───── Data

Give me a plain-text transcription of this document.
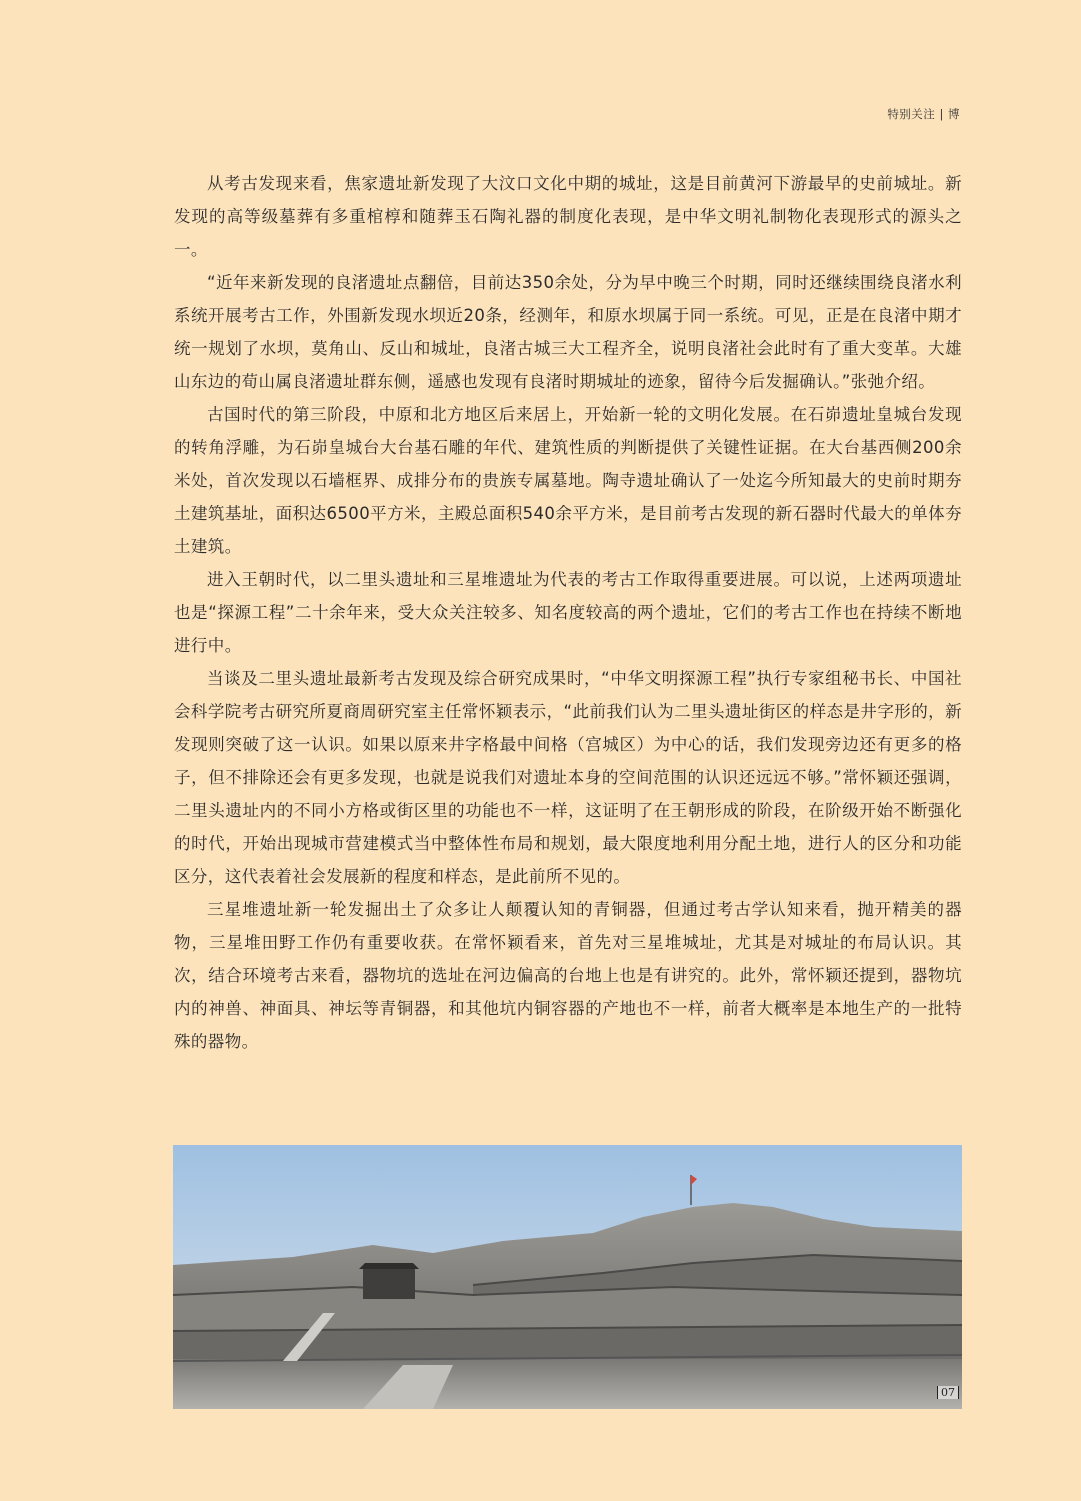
特别关注 | 博

从考古发现来看，焦家遗址新发现了大汶口文化中期的城址，这是目前黄河下游最早的史前城址。新发现的高等级墓葬有多重棺椁和随葬玉石陶礼器的制度化表现，是中华文明礼制物化表现形式的源头之一。

“近年来新发现的良渚遗址点翻倍，目前达350余处，分为早中晚三个时期，同时还继续围绕良渚水利系统开展考古工作，外围新发现水坝近20条，经测年，和原水坝属于同一系统。可见，正是在良渚中期才统一规划了水坝，莫角山、反山和城址，良渚古城三大工程齐全，说明良渚社会此时有了重大变革。大雄山东边的荀山属良渚遗址群东侧，遥感也发现有良渚时期城址的迹象，留待今后发掘确认。”张弛介绍。

古国时代的第三阶段，中原和北方地区后来居上，开始新一轮的文明化发展。在石峁遗址皇城台发现的转角浮雕，为石峁皇城台大台基石雕的年代、建筑性质的判断提供了关键性证据。在大台基西侧200余米处，首次发现以石墙框界、成排分布的贵族专属墓地。陶寺遗址确认了一处迄今所知最大的史前时期夯土建筑基址，面积达6500平方米，主殿总面积540余平方米，是目前考古发现的新石器时代最大的单体夯土建筑。

进入王朝时代，以二里头遗址和三星堆遗址为代表的考古工作取得重要进展。可以说，上述两项遗址也是“探源工程”二十余年来，受大众关注较多、知名度较高的两个遗址，它们的考古工作也在持续不断地进行中。

当谈及二里头遗址最新考古发现及综合研究成果时，“中华文明探源工程”执行专家组秘书长、中国社会科学院考古研究所夏商周研究室主任常怀颖表示，“此前我们认为二里头遗址街区的样态是井字形的，新发现则突破了这一认识。如果以原来井字格最中间格（宫城区）为中心的话，我们发现旁边还有更多的格子，但不排除还会有更多发现，也就是说我们对遗址本身的空间范围的认识还远远不够。”常怀颖还强调，二里头遗址内的不同小方格或街区里的功能也不一样，这证明了在王朝形成的阶段，在阶级开始不断强化的时代，开始出现城市营建模式当中整体性布局和规划，最大限度地利用分配土地，进行人的区分和功能区分，这代表着社会发展新的程度和样态，是此前所不见的。

三星堆遗址新一轮发掘出土了众多让人颠覆认知的青铜器，但通过考古学认知来看，抛开精美的器物，三星堆田野工作仍有重要收获。在常怀颖看来，首先对三星堆城址，尤其是对城址的布局认识。其次，结合环境考古来看，器物坑的选址在河边偏高的台地上也是有讲究的。此外，常怀颖还提到，器物坑内的神兽、神面具、神坛等青铜器，和其他坑内铜容器的产地也不一样，前者大概率是本地生产的一批特殊的器物。

07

──────────

What is required. Quote all the lines above exactly as given. Do not include the pictures.

Response to the exercise.
Give me a plain-text transcription of this document.
特别关注 | 博

从考古发现来看，焦家遗址新发现了大汶口文化中期的城址，这是目前黄河下游最早的史前城址。新发现的高等级墓葬有多重棺椁和随葬玉石陶礼器的制度化表现，是中华文明礼制物化表现形式的源头之一。

“近年来新发现的良渚遗址点翻倍，目前达350余处，分为早中晚三个时期，同时还继续围绕良渚水利系统开展考古工作，外围新发现水坝近20条，经测年，和原水坝属于同一系统。可见，正是在良渚中期才统一规划了水坝，莫角山、反山和城址，良渚古城三大工程齐全，说明良渚社会此时有了重大变革。大雄山东边的荀山属良渚遗址群东侧，遥感也发现有良渚时期城址的迹象，留待今后发掘确认。”张弛介绍。

古国时代的第三阶段，中原和北方地区后来居上，开始新一轮的文明化发展。在石峁遗址皇城台发现的转角浮雕，为石峁皇城台大台基石雕的年代、建筑性质的判断提供了关键性证据。在大台基西侧200余米处，首次发现以石墙框界、成排分布的贵族专属墓地。陶寺遗址确认了一处迄今所知最大的史前时期夯土建筑基址，面积达6500平方米，主殿总面积540余平方米，是目前考古发现的新石器时代最大的单体夯土建筑。

进入王朝时代，以二里头遗址和三星堆遗址为代表的考古工作取得重要进展。可以说，上述两项遗址也是“探源工程”二十余年来，受大众关注较多、知名度较高的两个遗址，它们的考古工作也在持续不断地进行中。

当谈及二里头遗址最新考古发现及综合研究成果时，“中华文明探源工程”执行专家组秘书长、中国社会科学院考古研究所夏商周研究室主任常怀颖表示，“此前我们认为二里头遗址街区的样态是井字形的，新发现则突破了这一认识。如果以原来井字格最中间格（宫城区）为中心的话，我们发现旁边还有更多的格子，但不排除还会有更多发现，也就是说我们对遗址本身的空间范围的认识还远远不够。”常怀颖还强调，二里头遗址内的不同小方格或街区里的功能也不一样，这证明了在王朝形成的阶段，在阶级开始不断强化的时代，开始出现城市营建模式当中整体性布局和规划，最大限度地利用分配土地，进行人的区分和功能区分，这代表着社会发展新的程度和样态，是此前所不见的。

三星堆遗址新一轮发掘出土了众多让人颠覆认知的青铜器，但通过考古学认知来看，抛开精美的器物，三星堆田野工作仍有重要收获。在常怀颖看来，首先对三星堆城址，尤其是对城址的布局认识。其次，结合环境考古来看，器物坑的选址在河边偏高的台地上也是有讲究的。此外，常怀颖还提到，器物坑内的神兽、神面具、神坛等青铜器，和其他坑内铜容器的产地也不一样，前者大概率是本地生产的一批特殊的器物。

07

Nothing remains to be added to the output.